Dataset entries:
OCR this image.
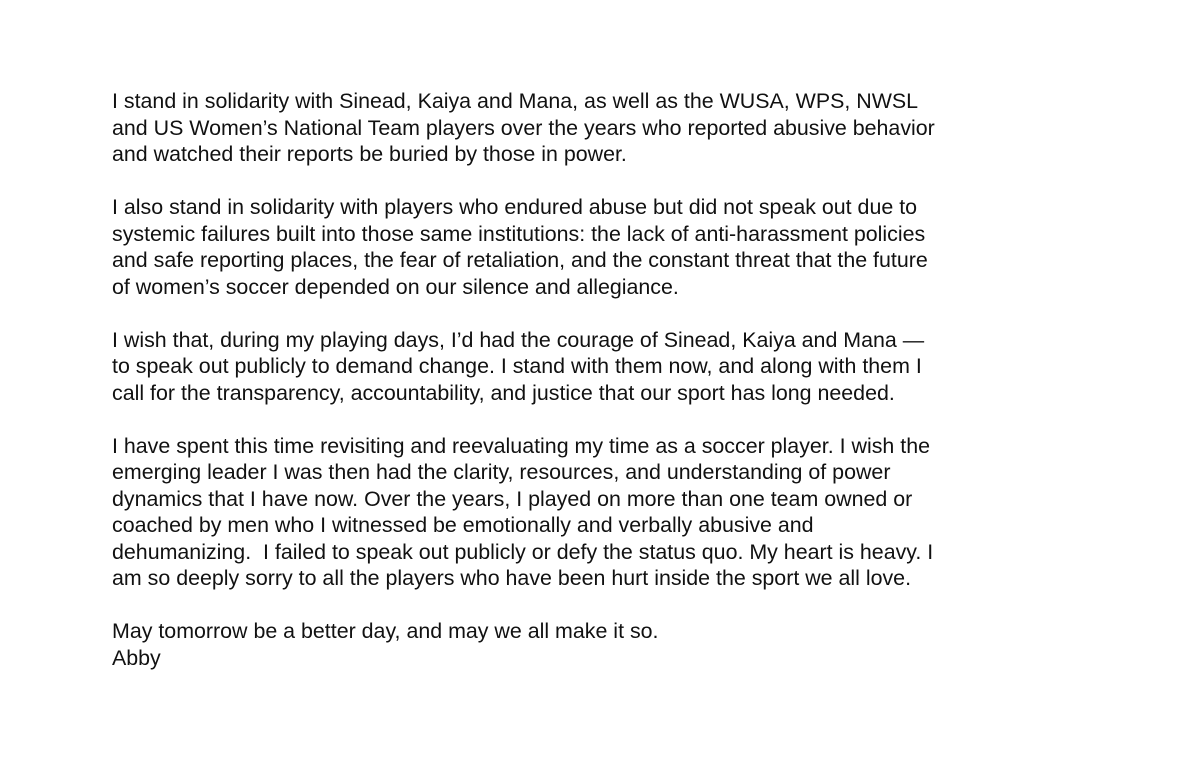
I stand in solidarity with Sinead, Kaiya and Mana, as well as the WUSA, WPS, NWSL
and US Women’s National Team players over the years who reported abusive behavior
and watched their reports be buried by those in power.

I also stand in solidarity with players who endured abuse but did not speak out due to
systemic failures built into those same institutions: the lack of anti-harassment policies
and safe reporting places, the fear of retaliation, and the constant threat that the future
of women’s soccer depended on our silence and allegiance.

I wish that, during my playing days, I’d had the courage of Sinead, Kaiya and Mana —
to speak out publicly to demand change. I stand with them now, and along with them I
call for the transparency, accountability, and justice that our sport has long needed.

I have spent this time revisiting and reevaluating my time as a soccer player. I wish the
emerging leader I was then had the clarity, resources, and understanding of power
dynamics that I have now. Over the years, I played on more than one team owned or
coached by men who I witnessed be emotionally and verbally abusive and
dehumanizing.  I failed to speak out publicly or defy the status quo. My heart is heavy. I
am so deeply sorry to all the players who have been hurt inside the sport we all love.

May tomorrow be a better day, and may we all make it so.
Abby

---

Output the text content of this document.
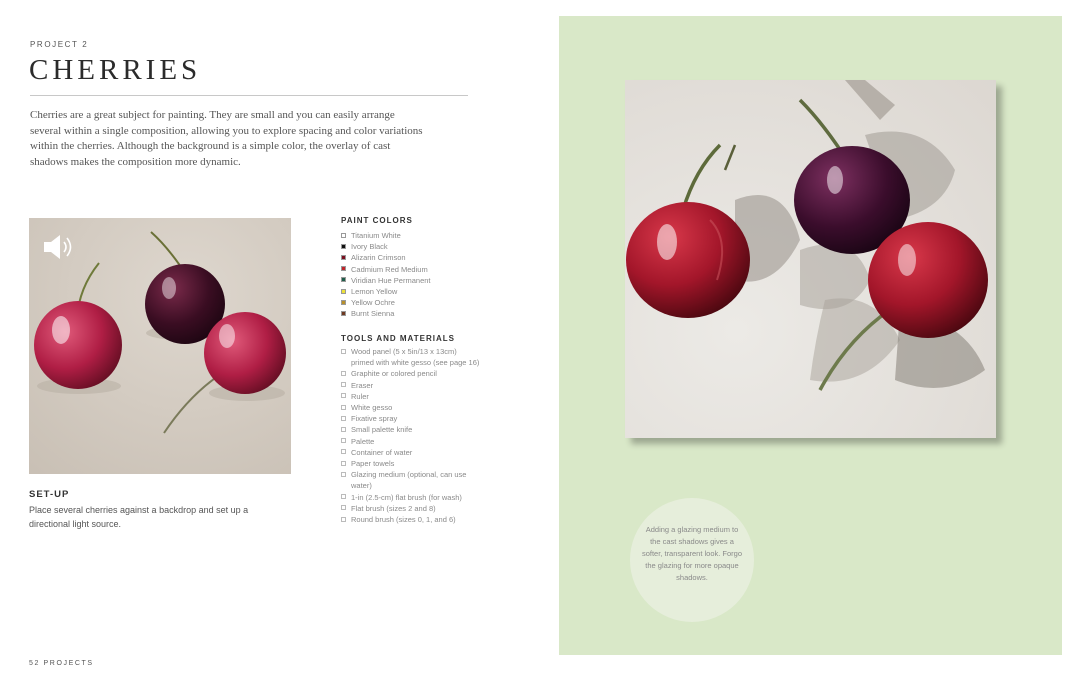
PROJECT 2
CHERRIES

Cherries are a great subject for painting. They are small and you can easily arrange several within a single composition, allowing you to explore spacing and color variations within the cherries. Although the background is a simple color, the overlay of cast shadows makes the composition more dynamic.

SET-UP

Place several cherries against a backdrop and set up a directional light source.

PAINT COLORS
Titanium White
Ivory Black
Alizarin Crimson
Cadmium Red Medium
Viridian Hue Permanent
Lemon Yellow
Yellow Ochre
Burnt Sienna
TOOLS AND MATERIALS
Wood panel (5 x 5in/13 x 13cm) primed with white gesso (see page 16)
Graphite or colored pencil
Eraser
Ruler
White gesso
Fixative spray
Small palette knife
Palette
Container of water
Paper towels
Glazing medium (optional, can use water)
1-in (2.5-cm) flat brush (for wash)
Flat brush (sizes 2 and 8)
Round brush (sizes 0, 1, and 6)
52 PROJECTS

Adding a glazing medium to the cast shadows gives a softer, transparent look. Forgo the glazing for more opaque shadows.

WHAT THE TASK ASKS:
Copy out every line of the data that includes the word "have".

ANSWER TO THIS TASK:
I have spent this time revisiting and reevaluating my time as a soccer player. I wish the
dynamics that I have now. Over the years, I played on more than one team owned or
am so deeply sorry to all the players who have been hurt inside the sport we all love.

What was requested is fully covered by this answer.